GOAL OF THE EXERCISE
Gather the lines that hold the string "ÖZİLHAN".

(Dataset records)
* start *

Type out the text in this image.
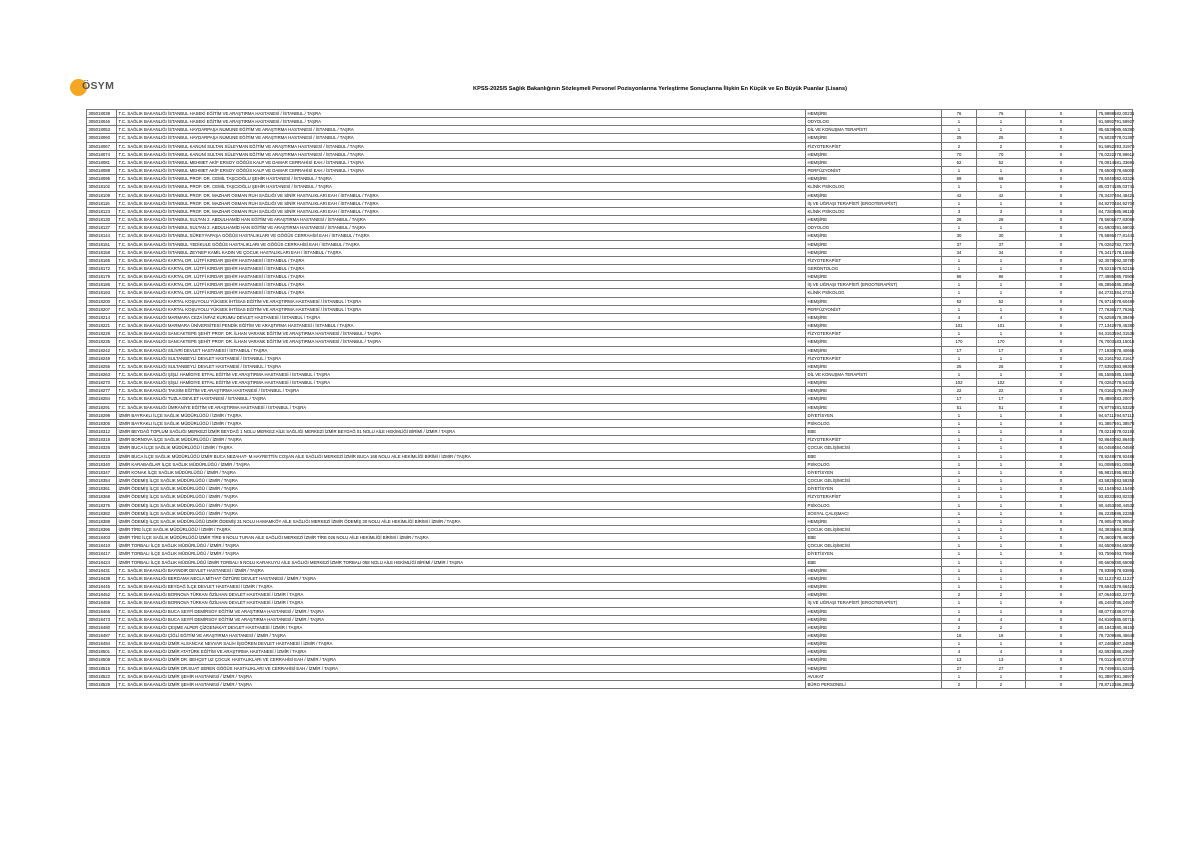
ÖSYM	KPSS-2025/5 Sağlık Bakanlığının Sözleşmeli Personel Pozisyonlarına Yerleştirme Sonuçlarına İlişkin En Küçük ve En Büyük Puanlar (Lisans)
305018039	T.C. SAĞLIK BAKANLIĞI İSTANBUL HASEKİ EĞİTİM VE ARAŞTIRMA HASTANESİ / İSTANBUL / TAŞRA	HEMŞİRE	76	76	0	75,99885	82,00231
305018046	T.C. SAĞLIK BAKANLIĞI İSTANBUL HASEKİ EĞİTİM VE ARAŞTIRMA HASTANESİ / İSTANBUL / TAŞRA	ODYOLOG	1	1	0	91,59927	91,59927
305018053	T.C. SAĞLIK BAKANLIĞI İSTANBUL HAYDARPAŞA NUMUNE EĞİTİM VE ARAŞTIRMA HASTANESİ / İSTANBUL / TAŞRA	DİL VE KONUŞMA TERAPİSTİ	1	1	0	85,65390	85,65390
305018060	T.C. SAĞLIK BAKANLIĞI İSTANBUL HAYDARPAŞA NUMUNE EĞİTİM VE ARAŞTIRMA HASTANESİ / İSTANBUL / TAŞRA	HEMŞİRE	25	25	0	76,50287	78,01387
305018067	T.C. SAĞLIK BAKANLIĞI İSTANBUL KANUNİ SULTAN SÜLEYMAN EĞİTİM VE ARAŞTIRMA HASTANESİ / İSTANBUL / TAŞRA	FİZYOTERAPİST	2	2	0	91,59522	93,31973
305018074	T.C. SAĞLIK BAKANLIĞI İSTANBUL KANUNİ SULTAN SÜLEYMAN EĞİTİM VE ARAŞTIRMA HASTANESİ / İSTANBUL / TAŞRA	HEMŞİRE	70	70	0	76,02222	78,99612
305018081	T.C. SAĞLIK BAKANLIĞI İSTANBUL MEHMET AKİF ERSOY GÖĞÜS KALP VE DAMAR CERRAHİSİ EAH / İSTANBUL / TAŞRA	HEMŞİRE	52	52	0	76,08146	81,33691
305018088	T.C. SAĞLIK BAKANLIĞI İSTANBUL MEHMET AKİF ERSOY GÖĞÜS KALP VE DAMAR CERRAHİSİ EAH / İSTANBUL / TAŞRA	PERFÜZYONİST	1	1	0	78,65002	78,65002
305018095	T.C. SAĞLIK BAKANLIĞI İSTANBUL PROF. DR. CEMİL TAŞCIOĞLU ŞEHİR HASTANESİ / İSTANBUL / TAŞRA	HEMŞİRE	69	69	0	78,50490	82,63326
305018102	T.C. SAĞLIK BAKANLIĞI İSTANBUL PROF. DR. CEMİL TAŞCIOĞLU ŞEHİR HASTANESİ / İSTANBUL / TAŞRA	KLİNİK PSİKOLOG	1	1	0	85,03741	85,03741
305018109	T.C. SAĞLIK BAKANLIĞI İSTANBUL PROF. DR. MAZHAR OSMAN RUH SAĞLIĞI VE SİNİR HASTALIKLARI EAH / İSTANBUL / TAŞRA	HEMŞİRE	42	42	0	76,34374	84,48421
305018116	T.C. SAĞLIK BAKANLIĞI İSTANBUL PROF. DR. MAZHAR OSMAN RUH SAĞLIĞI VE SİNİR HASTALIKLARI EAH / İSTANBUL / TAŞRA	İŞ VE UĞRAŞI TERAPİSTİ (ERGOTERAPİST)	1	1	0	84,92704	84,92704
305018123	T.C. SAĞLIK BAKANLIĞI İSTANBUL PROF. DR. MAZHAR OSMAN RUH SAĞLIĞI VE SİNİR HASTALIKLARI EAH / İSTANBUL / TAŞRA	KLİNİK PSİKOLOG	3	3	0	84,72839	85,98183
305018130	T.C. SAĞLIK BAKANLIĞI İSTANBUL SULTAN 2. ABDULHAMİD HAN EĞİTİM VE ARAŞTIRMA HASTANESİ / İSTANBUL / TAŞRA	HEMŞİRE	28	28	0	78,56056	77,83089
305018137	T.C. SAĞLIK BAKANLIĞI İSTANBUL SULTAN 2. ABDULHAMİD HAN EĞİTİM VE ARAŞTIRMA HASTANESİ / İSTANBUL / TAŞRA	ODYOLOG	1	1	0	91,69032	91,69032
305018144	T.C. SAĞLIK BAKANLIĞI İSTANBUL SÜREYYAPAŞA GÖĞÜS HASTALIKLARI VE GÖĞÜS CERRAHİSİ EAH / İSTANBUL / TAŞRA	HEMŞİRE	30	30	0	76,58954	77,81441
305018151	T.C. SAĞLIK BAKANLIĞI İSTANBUL YEDİKULE GÖĞÜS HASTALIKLARI VE GÖĞÜS CERRAHİSİ EAH / İSTANBUL / TAŞRA	HEMŞİRE	37	37	0	76,02627	82,73072
305018158	T.C. SAĞLIK BAKANLIĞI İSTANBUL ZEYNEP KAMİL KADIN VE ÇOCUK HASTALIKLARI EAH / İSTANBUL / TAŞRA	HEMŞİRE	34	34	0	76,34171	78,15565
305018165	T.C. SAĞLIK BAKANLIĞI KARTAL DR. LÜTFİ KIRDAR ŞEHİR HASTANESİ / İSTANBUL / TAŞRA	FİZYOTERAPİST	1	1	0	92,30780	92,30780
305018172	T.C. SAĞLIK BAKANLIĞI KARTAL DR. LÜTFİ KIRDAR ŞEHİR HASTANESİ / İSTANBUL / TAŞRA	GERONTOLOG	1	1	0	79,52156	79,52156
305018179	T.C. SAĞLIK BAKANLIĞI KARTAL DR. LÜTFİ KIRDAR ŞEHİR HASTANESİ / İSTANBUL / TAŞRA	HEMŞİRE	86	86	0	77,49850	85,70908
305018186	T.C. SAĞLIK BAKANLIĞI KARTAL DR. LÜTFİ KIRDAR ŞEHİR HASTANESİ / İSTANBUL / TAŞRA	İŞ VE UĞRAŞI TERAPİSTİ (ERGOTERAPİST)	1	1	0	85,28564	85,28564
305018193	T.C. SAĞLIK BAKANLIĞI KARTAL DR. LÜTFİ KIRDAR ŞEHİR HASTANESİ / İSTANBUL / TAŞRA	KLİNİK PSİKOLOG	1	1	0	84,27313	84,27313
305018200	T.C. SAĞLIK BAKANLIĞI KARTAL KOŞUYOLU YÜKSEK İHTİSAS EĞİTİM VE ARAŞTIRMA HASTANESİ / İSTANBUL / TAŞRA	HEMŞİRE	52	52	0	76,97150	78,60489
305018207	T.C. SAĞLIK BAKANLIĞI KARTAL KOŞUYOLU YÜKSEK İHTİSAS EĞİTİM VE ARAŞTIRMA HASTANESİ / İSTANBUL / TAŞRA	PERFÜZYONİST	1	1	0	77,76361	77,76361
305018214	T.C. SAĞLIK BAKANLIĞI MARMARA CEZA İNFAZ KURUMU DEVLET HASTANESİ / İSTANBUL / TAŞRA	HEMŞİRE	4	4	0	76,62581	78,39496
305018221	T.C. SAĞLIK BAKANLIĞI MARMARA ÜNİVERSİTESİ PENDİK EĞİTİM VE ARAŞTIRMA HASTANESİ / İSTANBUL / TAŞRA	HEMŞİRE	101	101	0	77,13429	78,45380
305018228	T.C. SAĞLIK BAKANLIĞI SANCAKTEPE ŞEHİT PROF. DR. İLHAN VARANK EĞİTİM VE ARAŞTIRMA HASTANESİ / İSTANBUL / TAŞRA	FİZYOTERAPİST	1	1	0	94,31535	94,31535
305018235	T.C. SAĞLIK BAKANLIĞI SANCAKTEPE ŞEHİT PROF. DR. İLHAN VARANK EĞİTİM VE ARAŞTIRMA HASTANESİ / İSTANBUL / TAŞRA	HEMŞİRE	170	170	0	76,70031	83,15018
305018242	T.C. SAĞLIK BAKANLIĞI SİLİVRİ DEVLET HASTANESİ / İSTANBUL / TAŞRA	HEMŞİRE	17	17	0	77,19308	78,40665
305018249	T.C. SAĞLIK BAKANLIĞI SULTANBEYLİ DEVLET HASTANESİ / İSTANBUL / TAŞRA	FİZYOTERAPİST	1	1	0	92,21617	92,21617
305018256	T.C. SAĞLIK BAKANLIĞI SULTANBEYLİ DEVLET HASTANESİ / İSTANBUL / TAŞRA	HEMŞİRE	25	25	0	77,53923	83,99308
305018263	T.C. SAĞLIK BAKANLIĞI ŞİŞLİ HAMİDİYE ETFAL EĞİTİM VE ARAŞTIRMA HASTANESİ / İSTANBUL / TAŞRA	DİL VE KONUŞMA TERAPİSTİ	1	1	0	85,15853	85,15853
305018270	T.C. SAĞLIK BAKANLIĞI ŞİŞLİ HAMİDİYE ETFAL EĞİTİM VE ARAŞTIRMA HASTANESİ / İSTANBUL / TAŞRA	HEMŞİRE	102	102	0	76,02627	79,54331
305018277	T.C. SAĞLIK BAKANLIĞI TAKSİM EĞİTİM VE ARAŞTIRMA HASTANESİ / İSTANBUL / TAŞRA	HEMŞİRE	22	22	0	76,01621	79,29427
305018284	T.C. SAĞLIK BAKANLIĞI TUZLA DEVLET HASTANESİ / İSTANBUL / TAŞRA	HEMŞİRE	17	17	0	78,48804	83,20076
305018291	T.C. SAĞLIK BAKANLIĞI ÜMRANİYE EĞİTİM VE ARAŞTIRMA HASTANESİ / İSTANBUL / TAŞRA	HEMŞİRE	51	51	0	76,97762	81,53329
305018298	İZMİR BAYRAKLI İLÇE SAĞLIK MÜDÜRLÜĞÜ / İZMİR / TAŞRA	DİYETİSYEN	1	1	0	94,67112	94,67112
305018305	İZMİR BAYRAKLI İLÇE SAĞLIK MÜDÜRLÜĞÜ / İZMİR / TAŞRA	PSİKOLOG	1	1	0	91,38576	91,38576
305018312	İZMİR BEYDAĞ TOPLUM SAĞLIĞI MERKEZİ İZMİR BEYDAĞ 1 NOLU MERKEZ AİLE SAĞLIĞI MERKEZİ İZMİR BEYDAĞ 01 NOLU AİLE HEKİMLİĞİ BİRİMİ / İZMİR / TAŞRA	EBE	1	1	0	79,02192	79,02192
305018319	İZMİR BORNOVA İLÇE SAĞLIK MÜDÜRLÜĞÜ / İZMİR / TAŞRA	FİZYOTERAPİST	1	1	0	92,86400	92,86400
305018326	İZMİR BUCA İLÇE SAĞLIK MÜDÜRLÜĞÜ / İZMİR / TAŞRA	ÇOCUK GELİŞİMCİSİ	1	1	0	84,04584	84,04584
305018333	İZMİR BUCA İLÇE SAĞLIK MÜDÜRLÜĞÜ İZMİR BUCA NEZAHAT- M.HAYRETTİN COŞAN AİLE SAĞLIĞI MERKEZİ İZMİR BUCA 168 NOLU AİLE HEKİMLİĞİ BİRİMİ / İZMİR / TAŞRA	EBE	1	1	0	78,92486	78,92486
305018340	İZMİR KARABAĞLAR İLÇE SAĞLIK MÜDÜRLÜĞÜ / İZMİR / TAŞRA	PSİKOLOG	1	1	0	91,00858	91,00858
305018347	İZMİR KONAK İLÇE SAĞLIK MÜDÜRLÜĞÜ / İZMİR / TAŞRA	DİYETİSYEN	1	1	0	95,98218	95,98218
305018354	İZMİR ÖDEMİŞ İLÇE SAĞLIK MÜDÜRLÜĞÜ / İZMİR / TAŞRA	ÇOCUK GELİŞİMCİSİ	1	1	0	83,58254	83,58254
305018361	İZMİR ÖDEMİŞ İLÇE SAĞLIK MÜDÜRLÜĞÜ / İZMİR / TAŞRA	DİYETİSYEN	1	1	0	92,15490	92,15490
305018368	İZMİR ÖDEMİŞ İLÇE SAĞLIK MÜDÜRLÜĞÜ / İZMİR / TAŞRA	FİZYOTERAPİST	1	1	0	93,82335	93,82335
305018375	İZMİR ÖDEMİŞ İLÇE SAĞLIK MÜDÜRLÜĞÜ / İZMİR / TAŞRA	PSİKOLOG	1	1	0	90,44532	90,44532
305018382	İZMİR ÖDEMİŞ İLÇE SAĞLIK MÜDÜRLÜĞÜ / İZMİR / TAŞRA	SOSYAL ÇALIŞMACI	1	1	0	86,22358	86,22358
305018389	İZMİR ÖDEMİŞ İLÇE SAĞLIK MÜDÜRLÜĞÜ İZMİR ÖDEMİŞ 31 NOLU HAMAMKÖY AİLE SAĞLIĞI MERKEZİ İZMİR ÖDEMİŞ 30 NOLU AİLE HEKİMLİĞİ BİRİMİ / İZMİR / TAŞRA	HEMŞİRE	1	1	0	78,90547	78,90547
305018396	İZMİR TİRE İLÇE SAĞLIK MÜDÜRLÜĞÜ / İZMİR / TAŞRA	ÇOCUK GELİŞİMCİSİ	1	1	0	84,39356	84,39356
305018403	İZMİR TİRE İLÇE SAĞLIK MÜDÜRLÜĞÜ İZMİR TİRE 9 NOLU TURAN AİLE SAĞLIĞI MERKEZİ İZMİR TİRE 026 NOLU AİLE HEKİMLİĞİ BİRİMİ / İZMİR / TAŞRA	EBE	1	1	0	78,46028	78,46028
305018410	İZMİR TORBALI İLÇE SAĞLIK MÜDÜRLÜĞÜ / İZMİR / TAŞRA	ÇOCUK GELİŞİMCİSİ	1	1	0	84,65092	84,65092
305018417	İZMİR TORBALI İLÇE SAĞLIK MÜDÜRLÜĞÜ / İZMİR / TAŞRA	DİYETİSYEN	1	1	0	93,75964	93,75964
305018424	İZMİR TORBALI İLÇE SAĞLIK MÜDÜRLÜĞÜ İZMİR TORBALI 9 NOLU KARAKUYU AİLE SAĞLIĞI MERKEZİ İZMİR TORBALI 058 NOLU AİLE HEKİMLİĞİ BİRİMİ / İZMİR / TAŞRA	EBE	1	1	0	80,65092	80,65092
305018431	T.C. SAĞLIK BAKANLIĞI BAYINDIR DEVLET HASTANESİ / İZMİR / TAŞRA	HEMŞİRE	1	1	0	78,93891	78,93891
305018438	T.C. SAĞLIK BAKANLIĞI BERGAMA NECLA MİTHAT ÖZTÜRE DEVLET HASTANESİ / İZMİR / TAŞRA	HEMŞİRE	1	1	0	82,11227	82,11227
305018445	T.C. SAĞLIK BAKANLIĞI BEYDAĞ İLÇE DEVLET HASTANESİ / İZMİR / TAŞRA	HEMŞİRE	1	1	0	79,66421	79,66421
305018452	T.C. SAĞLIK BAKANLIĞI BORNOVA TÜRKAN ÖZİLHAN DEVLET HASTANESİ / İZMİR / TAŞRA	HEMŞİRE	2	2	0	87,06405	82,22773
305018459	T.C. SAĞLIK BAKANLIĞI BORNOVA TÜRKAN ÖZİLHAN DEVLET HASTANESİ / İZMİR / TAŞRA	İŞ VE UĞRAŞI TERAPİSTİ (ERGOTERAPİST)	1	1	0	85,24937	85,24937
305018466	T.C. SAĞLIK BAKANLIĞI BUCA SEYFİ DEMİRSOY EĞİTİM VE ARAŞTIRMA HASTANESİ / İZMİR / TAŞRA	HEMŞİRE	1	1	0	88,07744	88,07744
305018473	T.C. SAĞLIK BAKANLIĞI BUCA SEYFİ DEMİRSOY EĞİTİM VE ARAŞTIRMA HASTANESİ / İZMİR / TAŞRA	HEMŞİRE	4	4	0	84,81903	85,60716
305018480	T.C. SAĞLIK BAKANLIĞI ÇEŞME ALPER ÇİZGENAKAT DEVLET HASTANESİ / İZMİR / TAŞRA	HEMŞİRE	2	2	0	80,18432	80,46153
305018487	T.C. SAĞLIK BAKANLIĞI ÇİĞLİ EĞİTİM VE ARAŞTIRMA HASTANESİ / İZMİR / TAŞRA	HEMŞİRE	18	18	0	79,72095	86,45648
305018494	T.C. SAĞLIK BAKANLIĞI İZMİR ALSANCAK NEVVAR SALİH İŞGÖREN DEVLET HASTANESİ / İZMİR / TAŞRA	HEMŞİRE	1	1	0	87,24858	87,24858
305018501	T.C. SAĞLIK BAKANLIĞI İZMİR ATATÜRK EĞİTİM VE ARAŞTIRMA HASTANESİ / İZMİR / TAŞRA	HEMŞİRE	4	4	0	82,59293	86,23607
305018508	T.C. SAĞLIK BAKANLIĞI İZMİR DR. BEHÇET UZ ÇOCUK HASTALIKLARI VE CERRAHİSİ EAH / İZMİR / TAŞRA	HEMŞİRE	13	13	0	79,01105	80,57237
305018515	T.C. SAĞLIK BAKANLIĞI İZMİR DR.SUAT SEREN GÖĞÜS HASTALIKLARI VE CERRAHİSİ EAH / İZMİR / TAŞRA	HEMŞİRE	27	27	0	78,74992	81,52281
305018522	T.C. SAĞLIK BAKANLIĞI İZMİR ŞEHİR HASTANESİ / İZMİR / TAŞRA	AVUKAT	1	1	0	91,38974	91,38974
305018529	T.C. SAĞLIK BAKANLIĞI İZMİR ŞEHİR HASTANESİ / İZMİR / TAŞRA	BÜRO PERSONELİ	2	2	0	78,87123	86,29531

* end *

ANSWER FOR THE TASK
305018452	T.C. SAĞLIK BAKANLIĞI BORNOVA TÜRKAN ÖZİLHAN DEVLET HASTANESİ / İZMİR / TAŞRA	HEMŞİRE	2	2	0	87,06405	82,22773
305018459	T.C. SAĞLIK BAKANLIĞI BORNOVA TÜRKAN ÖZİLHAN DEVLET HASTANESİ / İZMİR / TAŞRA	İŞ VE UĞRAŞI TERAPİSTİ (ERGOTERAPİST)	1	1	0	85,24937	85,24937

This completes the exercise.